_Things to do_
A. Using the text on Snowden and extradition, state whether each of these statements agrees with it: (i) Snowden is a 29-year-old technology contractor; (ii) France has no extradition treaty with the United States; (iii) a French court agreed to extradite Michael and Linda Mastro without conditions. Answer yes or no for each, quoting the deciding words of the text.
B. Extend the text on Snowden and extradition, beginning after its final sentence.

_Selected text_

Edward Snowden, the 29-year-old technology contractor expert behind last week’s series of leaks about National Security Agency surveillance, has reportedly holed up in a luxury hotel in Hong Kong to avoid extradition, citing the territory’s “spirited commitment to free speech and the right of political dissent.” But Snowden’s decision has been met with some amusement, since Hong Kong has a history of cooperating with the United States on legal matters and is seen as likely to extradite Snowden if the U.S. government requests it. Are there safe places in the world to flee if you want to avoid extradition?
Yes. Consider France. Although France does have an extradition treaty with the United States, it also has a history of reluctance to send people into the U.S. criminal justice system. France has refused to extradite filmmaker Roman Polanski, a French citizen, back to the United States, where he faces charges for the 1977 rape of a 13-year-old girl. More recently, a French court decided not to extradite Michael and Linda Mastro, who were indicted by a federal grand jury on charges of bankruptcy fraud and money laundering, unless American authorities would promise not to imprison them. If France can be a sanctuary for them, perhaps there would be some hope for a whistle-blower (and, according to some, a human rights hero) such as Snowden.

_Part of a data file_
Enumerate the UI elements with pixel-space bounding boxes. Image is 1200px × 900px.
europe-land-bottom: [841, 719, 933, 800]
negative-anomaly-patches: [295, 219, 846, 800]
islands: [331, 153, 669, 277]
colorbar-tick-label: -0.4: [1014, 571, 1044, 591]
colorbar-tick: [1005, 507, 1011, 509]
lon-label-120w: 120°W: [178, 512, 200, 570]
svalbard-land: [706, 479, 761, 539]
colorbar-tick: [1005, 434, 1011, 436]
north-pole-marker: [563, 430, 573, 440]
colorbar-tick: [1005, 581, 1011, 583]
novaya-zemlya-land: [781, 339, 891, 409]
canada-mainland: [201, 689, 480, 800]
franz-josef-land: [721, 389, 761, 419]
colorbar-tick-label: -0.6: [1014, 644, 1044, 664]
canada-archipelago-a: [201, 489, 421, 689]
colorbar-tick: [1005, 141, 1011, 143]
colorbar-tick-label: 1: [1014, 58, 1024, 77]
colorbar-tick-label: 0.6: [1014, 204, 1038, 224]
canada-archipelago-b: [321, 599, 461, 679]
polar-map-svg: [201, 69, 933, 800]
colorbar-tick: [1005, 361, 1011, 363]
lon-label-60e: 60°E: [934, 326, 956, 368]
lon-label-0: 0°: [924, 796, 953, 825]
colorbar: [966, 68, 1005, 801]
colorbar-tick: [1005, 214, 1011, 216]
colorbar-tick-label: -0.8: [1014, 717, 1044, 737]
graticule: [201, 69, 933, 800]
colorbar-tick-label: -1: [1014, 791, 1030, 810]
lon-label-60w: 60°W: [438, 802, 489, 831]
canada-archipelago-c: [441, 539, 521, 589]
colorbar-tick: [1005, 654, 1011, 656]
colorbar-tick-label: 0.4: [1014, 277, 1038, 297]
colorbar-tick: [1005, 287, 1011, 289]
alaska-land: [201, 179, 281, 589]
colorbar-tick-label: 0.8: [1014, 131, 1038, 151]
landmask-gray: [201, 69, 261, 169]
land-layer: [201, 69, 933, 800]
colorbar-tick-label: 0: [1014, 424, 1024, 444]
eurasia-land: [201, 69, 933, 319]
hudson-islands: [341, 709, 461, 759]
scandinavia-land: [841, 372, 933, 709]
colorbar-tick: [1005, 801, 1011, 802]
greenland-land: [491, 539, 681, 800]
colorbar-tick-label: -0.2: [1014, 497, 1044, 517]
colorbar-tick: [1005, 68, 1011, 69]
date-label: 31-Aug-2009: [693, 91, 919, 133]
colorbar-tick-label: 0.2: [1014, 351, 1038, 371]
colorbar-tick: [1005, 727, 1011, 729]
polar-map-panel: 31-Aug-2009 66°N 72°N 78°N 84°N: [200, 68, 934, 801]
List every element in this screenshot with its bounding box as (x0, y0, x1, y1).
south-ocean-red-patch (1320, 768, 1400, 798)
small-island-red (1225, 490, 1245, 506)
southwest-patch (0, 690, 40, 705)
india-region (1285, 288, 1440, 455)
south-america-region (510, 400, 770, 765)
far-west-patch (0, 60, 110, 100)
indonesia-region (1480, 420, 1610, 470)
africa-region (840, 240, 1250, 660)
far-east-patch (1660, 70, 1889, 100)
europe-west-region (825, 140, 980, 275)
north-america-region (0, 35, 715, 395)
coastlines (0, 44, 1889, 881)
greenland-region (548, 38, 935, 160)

_Answer list_
A.
(i) Yes: "the 29-year-old technology contractor expert"
(ii) No: "Although France does have an extradition treaty with the United States"
(iii) No: "a French court decided not to extradite Michael and Linda Mastro, who were indicted by a federal grand jury on charges of bankruptcy fraud and money laundering, unless American authorities would promise not to imprison them"

B.
Although it may be tempting to flee to a place that doesn’t have an extradition treaty with the United States, many of those countries would be pretty unappealing to a whistle-blower with a taste for human rights: Somalia, Saudi Arabia, North Korea, and Syria, for example. At the other end of the spectrum, the small European nation of Andorra has great skiing, one of the highest life expectancies in the world, and no extradition treaty. But Andorra, Ukraine, and other seemingly livable places without extradition agreements aren’t a sure bet, either. Even without a formal treaty in place, a country can still choose to repatriate a fugitive trying to hide out within its borders.
Iceland, Venezuela, and Ecuador have been discussed as other options for Snowden should Hong Kong prove inhospitable. Those countries have shown popular support for WikiLeaks founder Julian Assange, who is currently living as a fugitive in Ecuador’s London embassy, where he has been granted diplomatic asylum. They may be similarly welcoming to fellow leaker Snowden. In fact, according to the Guardian, Icelandic information activists have already made inquiries about the possibility of Snowden being given sanctuary in Iceland.
But if Snowden wants to try his luck in Iceland, France, or anywhere else, he’d have to get there first. Interpol will sometimes issue a “red notice” (the closest thing to an international arrest warrant) but keep it sealed so that the wanted person doesn’t know it’s out there. If so, if Snowden tried to travel, he’d be arrested at the airport. So, for now, perhaps Hong Kong is no less secure a refuge for Snowden than any other place.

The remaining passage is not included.